__EXERCISE INSTRUCTIONS__. Going through the material below, please gather all lines with the word "الامير" in them.

Data records
-- begin --

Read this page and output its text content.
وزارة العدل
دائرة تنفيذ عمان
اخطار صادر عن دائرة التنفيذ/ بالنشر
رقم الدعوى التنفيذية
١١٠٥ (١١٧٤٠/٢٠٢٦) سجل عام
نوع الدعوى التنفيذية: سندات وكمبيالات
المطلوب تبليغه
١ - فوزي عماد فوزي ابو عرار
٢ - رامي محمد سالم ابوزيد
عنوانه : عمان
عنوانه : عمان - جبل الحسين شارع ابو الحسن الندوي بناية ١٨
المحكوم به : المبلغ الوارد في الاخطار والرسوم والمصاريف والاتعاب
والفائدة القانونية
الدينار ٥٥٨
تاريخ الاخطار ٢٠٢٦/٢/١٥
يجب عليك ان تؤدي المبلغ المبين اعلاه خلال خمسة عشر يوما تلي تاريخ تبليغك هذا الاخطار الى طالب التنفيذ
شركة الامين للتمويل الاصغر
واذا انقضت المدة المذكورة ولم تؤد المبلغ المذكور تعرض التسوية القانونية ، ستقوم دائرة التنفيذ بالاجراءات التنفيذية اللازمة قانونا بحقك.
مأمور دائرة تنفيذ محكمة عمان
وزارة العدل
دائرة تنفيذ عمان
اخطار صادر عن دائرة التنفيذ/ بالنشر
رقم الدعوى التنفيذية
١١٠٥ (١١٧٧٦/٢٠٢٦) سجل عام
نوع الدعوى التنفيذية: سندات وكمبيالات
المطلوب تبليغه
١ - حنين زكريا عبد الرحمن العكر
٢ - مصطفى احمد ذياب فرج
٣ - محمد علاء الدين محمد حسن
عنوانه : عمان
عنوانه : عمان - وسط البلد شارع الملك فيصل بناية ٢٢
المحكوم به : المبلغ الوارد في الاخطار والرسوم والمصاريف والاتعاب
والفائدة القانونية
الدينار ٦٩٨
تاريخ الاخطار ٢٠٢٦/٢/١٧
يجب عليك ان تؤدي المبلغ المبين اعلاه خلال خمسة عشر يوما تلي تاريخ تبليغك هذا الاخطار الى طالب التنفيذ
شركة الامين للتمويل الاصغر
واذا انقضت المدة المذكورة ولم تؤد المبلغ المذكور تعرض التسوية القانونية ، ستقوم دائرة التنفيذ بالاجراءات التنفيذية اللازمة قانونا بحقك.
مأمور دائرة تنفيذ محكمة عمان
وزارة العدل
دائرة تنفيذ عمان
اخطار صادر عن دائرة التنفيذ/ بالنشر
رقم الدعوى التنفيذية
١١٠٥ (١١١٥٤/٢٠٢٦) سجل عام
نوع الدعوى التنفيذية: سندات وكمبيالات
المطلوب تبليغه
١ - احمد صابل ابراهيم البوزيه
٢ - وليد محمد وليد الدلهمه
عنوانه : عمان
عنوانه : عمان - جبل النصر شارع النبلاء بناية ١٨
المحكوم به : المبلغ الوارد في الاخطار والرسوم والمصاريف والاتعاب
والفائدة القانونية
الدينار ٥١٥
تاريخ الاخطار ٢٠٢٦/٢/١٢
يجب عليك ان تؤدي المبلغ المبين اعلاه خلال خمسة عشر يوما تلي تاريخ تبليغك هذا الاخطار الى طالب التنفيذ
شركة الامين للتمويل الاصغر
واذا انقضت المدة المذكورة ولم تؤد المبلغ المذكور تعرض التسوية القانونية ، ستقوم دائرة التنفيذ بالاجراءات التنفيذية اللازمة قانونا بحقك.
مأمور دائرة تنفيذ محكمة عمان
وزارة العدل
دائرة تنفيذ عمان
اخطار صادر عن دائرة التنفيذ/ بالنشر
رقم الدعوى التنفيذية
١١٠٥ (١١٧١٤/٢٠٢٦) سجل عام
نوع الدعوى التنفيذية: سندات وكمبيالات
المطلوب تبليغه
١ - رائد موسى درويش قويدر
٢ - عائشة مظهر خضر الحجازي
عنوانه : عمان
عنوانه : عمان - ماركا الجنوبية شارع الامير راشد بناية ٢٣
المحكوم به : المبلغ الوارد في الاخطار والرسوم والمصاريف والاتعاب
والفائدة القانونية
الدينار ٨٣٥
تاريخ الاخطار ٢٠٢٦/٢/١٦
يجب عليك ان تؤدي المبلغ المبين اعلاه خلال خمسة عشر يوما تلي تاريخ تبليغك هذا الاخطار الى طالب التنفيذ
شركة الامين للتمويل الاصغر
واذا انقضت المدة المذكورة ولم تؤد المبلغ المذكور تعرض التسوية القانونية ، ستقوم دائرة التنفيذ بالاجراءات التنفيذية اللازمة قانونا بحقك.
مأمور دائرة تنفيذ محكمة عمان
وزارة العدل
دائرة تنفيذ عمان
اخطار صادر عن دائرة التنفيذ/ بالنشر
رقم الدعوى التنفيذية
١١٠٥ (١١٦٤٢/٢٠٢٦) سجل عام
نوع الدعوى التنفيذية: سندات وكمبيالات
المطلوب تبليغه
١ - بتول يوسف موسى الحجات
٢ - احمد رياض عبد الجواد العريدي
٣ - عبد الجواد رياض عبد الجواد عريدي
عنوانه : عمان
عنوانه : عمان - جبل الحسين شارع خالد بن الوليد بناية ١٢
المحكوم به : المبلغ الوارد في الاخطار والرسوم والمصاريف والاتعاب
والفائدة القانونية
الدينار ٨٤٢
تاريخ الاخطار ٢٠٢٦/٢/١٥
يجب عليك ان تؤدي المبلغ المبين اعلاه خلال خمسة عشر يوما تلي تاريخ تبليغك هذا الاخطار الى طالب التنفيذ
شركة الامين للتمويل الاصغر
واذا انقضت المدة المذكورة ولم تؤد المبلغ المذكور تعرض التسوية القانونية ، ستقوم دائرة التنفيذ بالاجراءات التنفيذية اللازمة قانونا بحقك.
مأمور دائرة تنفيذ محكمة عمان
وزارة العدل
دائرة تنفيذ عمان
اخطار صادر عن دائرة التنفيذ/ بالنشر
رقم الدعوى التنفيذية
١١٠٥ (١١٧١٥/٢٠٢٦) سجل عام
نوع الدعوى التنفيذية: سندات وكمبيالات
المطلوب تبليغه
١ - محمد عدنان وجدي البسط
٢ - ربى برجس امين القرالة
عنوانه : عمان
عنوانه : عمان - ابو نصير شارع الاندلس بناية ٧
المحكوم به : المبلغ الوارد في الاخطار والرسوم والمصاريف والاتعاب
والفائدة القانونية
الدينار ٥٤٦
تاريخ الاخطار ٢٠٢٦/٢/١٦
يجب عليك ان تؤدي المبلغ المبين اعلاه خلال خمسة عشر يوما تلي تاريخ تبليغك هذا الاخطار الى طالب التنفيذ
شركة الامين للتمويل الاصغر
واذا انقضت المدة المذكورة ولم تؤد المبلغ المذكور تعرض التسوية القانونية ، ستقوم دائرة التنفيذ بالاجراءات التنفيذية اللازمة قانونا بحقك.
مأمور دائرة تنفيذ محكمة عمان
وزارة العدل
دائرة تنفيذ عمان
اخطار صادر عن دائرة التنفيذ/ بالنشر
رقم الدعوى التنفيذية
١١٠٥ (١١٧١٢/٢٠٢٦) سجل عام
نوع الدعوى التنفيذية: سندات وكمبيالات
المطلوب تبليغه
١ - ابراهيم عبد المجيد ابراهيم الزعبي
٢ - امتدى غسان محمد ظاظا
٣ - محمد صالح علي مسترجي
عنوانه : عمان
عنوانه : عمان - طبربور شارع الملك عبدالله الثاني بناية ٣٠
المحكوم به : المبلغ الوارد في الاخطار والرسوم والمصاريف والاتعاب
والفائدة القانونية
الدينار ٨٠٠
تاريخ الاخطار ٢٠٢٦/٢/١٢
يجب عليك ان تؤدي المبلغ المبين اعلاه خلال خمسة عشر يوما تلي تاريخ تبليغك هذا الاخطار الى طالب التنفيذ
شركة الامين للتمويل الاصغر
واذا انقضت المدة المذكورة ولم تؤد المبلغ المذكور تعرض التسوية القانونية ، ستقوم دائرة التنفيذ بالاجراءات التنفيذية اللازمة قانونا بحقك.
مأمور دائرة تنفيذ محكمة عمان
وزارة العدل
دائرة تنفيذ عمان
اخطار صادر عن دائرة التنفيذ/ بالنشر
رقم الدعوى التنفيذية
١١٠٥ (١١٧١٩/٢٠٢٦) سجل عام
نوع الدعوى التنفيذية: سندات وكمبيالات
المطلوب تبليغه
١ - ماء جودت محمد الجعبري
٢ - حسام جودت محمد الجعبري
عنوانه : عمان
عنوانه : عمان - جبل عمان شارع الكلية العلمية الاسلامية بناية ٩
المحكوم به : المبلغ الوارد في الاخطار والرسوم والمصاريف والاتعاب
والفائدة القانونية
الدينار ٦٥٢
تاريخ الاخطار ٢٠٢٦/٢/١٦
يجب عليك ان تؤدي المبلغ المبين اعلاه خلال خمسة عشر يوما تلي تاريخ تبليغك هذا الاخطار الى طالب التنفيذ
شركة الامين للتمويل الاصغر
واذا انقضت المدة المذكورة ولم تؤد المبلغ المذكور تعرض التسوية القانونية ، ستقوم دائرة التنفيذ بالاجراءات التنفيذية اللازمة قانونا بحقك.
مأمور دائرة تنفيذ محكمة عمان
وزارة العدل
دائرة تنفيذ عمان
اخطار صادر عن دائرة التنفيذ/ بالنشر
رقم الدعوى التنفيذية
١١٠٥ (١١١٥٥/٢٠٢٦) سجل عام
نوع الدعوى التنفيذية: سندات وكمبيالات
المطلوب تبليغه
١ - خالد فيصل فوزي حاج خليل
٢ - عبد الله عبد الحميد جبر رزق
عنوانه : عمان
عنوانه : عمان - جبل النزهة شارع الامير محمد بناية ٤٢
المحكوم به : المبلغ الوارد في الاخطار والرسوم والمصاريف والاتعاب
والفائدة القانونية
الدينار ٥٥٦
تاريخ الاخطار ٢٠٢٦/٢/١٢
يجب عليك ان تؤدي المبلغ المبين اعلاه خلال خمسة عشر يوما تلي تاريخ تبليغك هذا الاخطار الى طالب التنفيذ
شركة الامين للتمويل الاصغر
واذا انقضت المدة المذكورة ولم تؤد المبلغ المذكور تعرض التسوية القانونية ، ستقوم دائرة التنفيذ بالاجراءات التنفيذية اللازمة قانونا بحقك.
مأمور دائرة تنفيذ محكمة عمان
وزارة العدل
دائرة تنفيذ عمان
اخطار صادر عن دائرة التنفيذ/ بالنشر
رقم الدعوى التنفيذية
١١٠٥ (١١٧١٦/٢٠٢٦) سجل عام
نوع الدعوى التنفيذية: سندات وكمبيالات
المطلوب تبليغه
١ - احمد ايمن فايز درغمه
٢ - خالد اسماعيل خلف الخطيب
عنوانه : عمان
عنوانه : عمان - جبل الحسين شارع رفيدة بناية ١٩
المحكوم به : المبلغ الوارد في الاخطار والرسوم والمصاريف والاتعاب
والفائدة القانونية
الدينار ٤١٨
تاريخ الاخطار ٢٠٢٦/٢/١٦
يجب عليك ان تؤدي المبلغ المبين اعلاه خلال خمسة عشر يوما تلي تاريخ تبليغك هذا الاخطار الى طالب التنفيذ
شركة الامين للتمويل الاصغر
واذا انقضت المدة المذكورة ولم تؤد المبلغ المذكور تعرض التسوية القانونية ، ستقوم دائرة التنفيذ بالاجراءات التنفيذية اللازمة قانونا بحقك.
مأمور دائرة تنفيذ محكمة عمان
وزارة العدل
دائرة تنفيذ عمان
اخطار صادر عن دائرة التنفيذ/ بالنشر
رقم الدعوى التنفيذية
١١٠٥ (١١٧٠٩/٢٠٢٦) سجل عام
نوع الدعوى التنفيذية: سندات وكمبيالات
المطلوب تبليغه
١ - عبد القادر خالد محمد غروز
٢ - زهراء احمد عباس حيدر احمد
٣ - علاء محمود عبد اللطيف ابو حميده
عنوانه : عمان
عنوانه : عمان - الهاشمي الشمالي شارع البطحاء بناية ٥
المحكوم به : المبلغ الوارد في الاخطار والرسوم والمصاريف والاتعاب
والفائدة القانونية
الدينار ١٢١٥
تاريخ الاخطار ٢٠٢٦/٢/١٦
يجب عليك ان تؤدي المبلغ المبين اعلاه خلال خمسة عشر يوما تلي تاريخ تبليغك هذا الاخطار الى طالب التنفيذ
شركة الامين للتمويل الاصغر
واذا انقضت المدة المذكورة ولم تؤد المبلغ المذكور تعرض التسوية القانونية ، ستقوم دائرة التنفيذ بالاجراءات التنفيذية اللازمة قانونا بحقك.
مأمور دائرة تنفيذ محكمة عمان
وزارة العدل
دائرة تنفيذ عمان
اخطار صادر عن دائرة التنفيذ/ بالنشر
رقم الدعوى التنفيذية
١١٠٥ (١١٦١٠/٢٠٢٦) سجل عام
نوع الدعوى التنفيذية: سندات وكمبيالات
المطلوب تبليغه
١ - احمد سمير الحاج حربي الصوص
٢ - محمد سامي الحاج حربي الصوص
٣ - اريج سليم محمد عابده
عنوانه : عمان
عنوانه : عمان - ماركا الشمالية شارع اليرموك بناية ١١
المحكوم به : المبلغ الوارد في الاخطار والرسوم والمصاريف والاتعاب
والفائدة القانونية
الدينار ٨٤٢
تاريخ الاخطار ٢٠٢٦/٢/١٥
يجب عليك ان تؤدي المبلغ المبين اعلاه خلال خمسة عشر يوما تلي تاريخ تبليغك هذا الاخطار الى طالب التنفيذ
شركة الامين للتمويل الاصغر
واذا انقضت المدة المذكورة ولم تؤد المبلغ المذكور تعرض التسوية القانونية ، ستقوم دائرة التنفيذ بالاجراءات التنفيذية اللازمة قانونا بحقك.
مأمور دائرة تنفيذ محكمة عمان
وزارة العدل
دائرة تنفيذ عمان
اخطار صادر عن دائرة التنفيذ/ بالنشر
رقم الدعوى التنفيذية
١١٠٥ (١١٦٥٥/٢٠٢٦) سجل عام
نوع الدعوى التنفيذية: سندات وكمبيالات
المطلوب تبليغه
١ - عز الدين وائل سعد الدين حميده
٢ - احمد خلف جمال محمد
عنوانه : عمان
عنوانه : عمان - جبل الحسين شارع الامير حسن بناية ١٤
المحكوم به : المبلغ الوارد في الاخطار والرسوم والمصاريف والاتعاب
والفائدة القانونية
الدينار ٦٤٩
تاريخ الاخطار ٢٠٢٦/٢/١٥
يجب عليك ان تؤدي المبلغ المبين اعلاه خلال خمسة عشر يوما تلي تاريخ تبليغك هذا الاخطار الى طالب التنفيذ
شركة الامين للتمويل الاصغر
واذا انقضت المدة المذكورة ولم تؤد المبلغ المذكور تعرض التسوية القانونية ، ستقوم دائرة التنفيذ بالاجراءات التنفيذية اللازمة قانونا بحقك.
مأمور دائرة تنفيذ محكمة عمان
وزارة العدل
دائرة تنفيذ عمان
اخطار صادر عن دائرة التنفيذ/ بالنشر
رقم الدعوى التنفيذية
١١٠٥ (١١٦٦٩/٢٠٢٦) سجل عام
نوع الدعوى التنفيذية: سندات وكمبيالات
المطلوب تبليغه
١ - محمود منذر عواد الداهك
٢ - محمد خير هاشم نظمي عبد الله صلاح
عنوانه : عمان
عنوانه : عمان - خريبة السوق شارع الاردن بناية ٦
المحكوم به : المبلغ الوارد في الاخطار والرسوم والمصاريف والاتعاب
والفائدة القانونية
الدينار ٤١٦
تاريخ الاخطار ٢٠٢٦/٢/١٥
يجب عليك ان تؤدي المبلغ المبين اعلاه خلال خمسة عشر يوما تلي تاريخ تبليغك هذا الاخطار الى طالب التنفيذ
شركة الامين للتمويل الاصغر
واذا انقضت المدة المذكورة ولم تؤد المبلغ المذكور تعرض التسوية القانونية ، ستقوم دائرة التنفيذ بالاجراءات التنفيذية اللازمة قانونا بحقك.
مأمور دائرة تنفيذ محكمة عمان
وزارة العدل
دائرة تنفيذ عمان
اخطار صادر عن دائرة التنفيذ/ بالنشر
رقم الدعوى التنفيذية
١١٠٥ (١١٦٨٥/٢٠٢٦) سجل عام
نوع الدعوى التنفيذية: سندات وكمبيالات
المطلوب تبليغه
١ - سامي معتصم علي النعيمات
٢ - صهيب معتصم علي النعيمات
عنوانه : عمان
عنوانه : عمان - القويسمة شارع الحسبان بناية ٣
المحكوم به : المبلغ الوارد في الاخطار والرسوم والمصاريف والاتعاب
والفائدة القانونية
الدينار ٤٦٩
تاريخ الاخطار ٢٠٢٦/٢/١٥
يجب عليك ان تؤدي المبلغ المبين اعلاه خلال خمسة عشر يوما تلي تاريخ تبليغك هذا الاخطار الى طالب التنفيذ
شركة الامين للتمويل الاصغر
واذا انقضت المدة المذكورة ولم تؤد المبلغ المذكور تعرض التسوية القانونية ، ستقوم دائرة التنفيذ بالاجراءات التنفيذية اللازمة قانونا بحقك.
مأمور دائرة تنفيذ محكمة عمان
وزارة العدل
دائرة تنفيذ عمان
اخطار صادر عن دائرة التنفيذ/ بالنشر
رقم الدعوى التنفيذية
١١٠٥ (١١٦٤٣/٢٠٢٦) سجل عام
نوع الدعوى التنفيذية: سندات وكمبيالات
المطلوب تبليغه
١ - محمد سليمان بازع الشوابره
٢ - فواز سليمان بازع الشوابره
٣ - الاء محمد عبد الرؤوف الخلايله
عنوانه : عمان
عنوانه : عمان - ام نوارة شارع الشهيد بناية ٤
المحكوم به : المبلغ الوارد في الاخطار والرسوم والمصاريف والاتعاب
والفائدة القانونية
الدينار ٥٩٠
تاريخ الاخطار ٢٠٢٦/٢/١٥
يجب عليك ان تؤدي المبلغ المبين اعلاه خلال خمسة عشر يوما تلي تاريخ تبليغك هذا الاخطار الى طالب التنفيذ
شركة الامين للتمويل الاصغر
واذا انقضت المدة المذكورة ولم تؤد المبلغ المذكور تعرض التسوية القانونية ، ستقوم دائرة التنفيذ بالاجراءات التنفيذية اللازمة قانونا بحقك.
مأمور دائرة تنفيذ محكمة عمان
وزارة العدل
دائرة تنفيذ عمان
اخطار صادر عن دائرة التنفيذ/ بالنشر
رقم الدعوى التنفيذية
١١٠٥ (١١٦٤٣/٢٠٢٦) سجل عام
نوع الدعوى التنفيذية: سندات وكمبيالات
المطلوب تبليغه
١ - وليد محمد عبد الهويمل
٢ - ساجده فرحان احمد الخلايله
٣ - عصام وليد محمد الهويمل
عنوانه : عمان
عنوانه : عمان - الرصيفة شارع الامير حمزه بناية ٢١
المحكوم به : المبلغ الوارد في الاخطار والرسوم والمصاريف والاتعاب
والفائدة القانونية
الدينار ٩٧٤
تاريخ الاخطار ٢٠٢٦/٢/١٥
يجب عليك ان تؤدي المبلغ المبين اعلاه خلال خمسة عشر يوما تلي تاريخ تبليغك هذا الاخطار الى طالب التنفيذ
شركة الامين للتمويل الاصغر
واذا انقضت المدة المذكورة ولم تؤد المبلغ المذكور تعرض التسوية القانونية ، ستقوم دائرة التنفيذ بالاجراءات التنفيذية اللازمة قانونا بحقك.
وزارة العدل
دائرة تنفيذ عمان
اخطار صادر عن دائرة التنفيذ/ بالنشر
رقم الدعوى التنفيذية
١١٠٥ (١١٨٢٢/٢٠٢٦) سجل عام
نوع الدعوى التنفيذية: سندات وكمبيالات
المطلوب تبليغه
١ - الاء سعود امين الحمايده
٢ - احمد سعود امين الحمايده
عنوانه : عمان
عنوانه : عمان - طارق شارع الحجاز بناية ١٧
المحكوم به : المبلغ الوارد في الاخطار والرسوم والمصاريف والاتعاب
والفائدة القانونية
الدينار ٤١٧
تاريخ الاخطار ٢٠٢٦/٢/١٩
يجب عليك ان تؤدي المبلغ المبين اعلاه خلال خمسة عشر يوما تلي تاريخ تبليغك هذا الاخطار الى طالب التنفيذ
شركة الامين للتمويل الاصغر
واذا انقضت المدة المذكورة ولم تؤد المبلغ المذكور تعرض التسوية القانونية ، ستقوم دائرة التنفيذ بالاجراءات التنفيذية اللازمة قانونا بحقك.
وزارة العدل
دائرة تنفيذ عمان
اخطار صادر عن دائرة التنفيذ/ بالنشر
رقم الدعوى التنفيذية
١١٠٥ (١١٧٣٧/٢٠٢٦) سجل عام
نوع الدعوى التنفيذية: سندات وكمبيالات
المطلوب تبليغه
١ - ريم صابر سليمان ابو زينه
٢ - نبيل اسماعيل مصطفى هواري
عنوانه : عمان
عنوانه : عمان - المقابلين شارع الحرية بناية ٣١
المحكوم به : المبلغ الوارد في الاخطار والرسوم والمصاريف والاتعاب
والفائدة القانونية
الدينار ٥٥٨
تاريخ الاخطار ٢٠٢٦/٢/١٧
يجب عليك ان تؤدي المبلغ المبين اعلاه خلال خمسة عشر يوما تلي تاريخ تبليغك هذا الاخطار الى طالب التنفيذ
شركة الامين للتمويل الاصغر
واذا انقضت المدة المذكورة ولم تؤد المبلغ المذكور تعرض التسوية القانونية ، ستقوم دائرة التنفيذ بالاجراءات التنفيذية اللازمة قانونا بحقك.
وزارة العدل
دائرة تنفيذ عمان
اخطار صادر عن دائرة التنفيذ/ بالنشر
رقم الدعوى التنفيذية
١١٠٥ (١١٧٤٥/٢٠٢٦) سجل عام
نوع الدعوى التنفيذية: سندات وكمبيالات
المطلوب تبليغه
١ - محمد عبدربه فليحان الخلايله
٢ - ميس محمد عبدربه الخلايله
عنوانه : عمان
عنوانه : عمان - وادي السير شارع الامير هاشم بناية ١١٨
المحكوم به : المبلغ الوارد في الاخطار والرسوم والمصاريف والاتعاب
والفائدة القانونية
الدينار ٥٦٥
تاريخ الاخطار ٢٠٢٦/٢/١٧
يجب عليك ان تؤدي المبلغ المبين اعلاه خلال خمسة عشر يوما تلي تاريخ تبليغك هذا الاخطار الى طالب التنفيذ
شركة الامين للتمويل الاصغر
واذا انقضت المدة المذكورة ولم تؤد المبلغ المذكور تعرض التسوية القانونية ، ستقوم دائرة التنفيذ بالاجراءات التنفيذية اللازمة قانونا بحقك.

-- end --

__WRITTEN REPLY__.
عنوانه : عمان - ماركا الجنوبية شارع الامير راشد بناية ٢٣
عنوانه : عمان - جبل النزهة شارع الامير محمد بناية ٤٢
عنوانه : عمان - جبل الحسين شارع الامير حسن بناية ١٤
عنوانه : عمان - الرصيفة شارع الامير حمزه بناية ٢١
عنوانه : عمان - وادي السير شارع الامير هاشم بناية ١١٨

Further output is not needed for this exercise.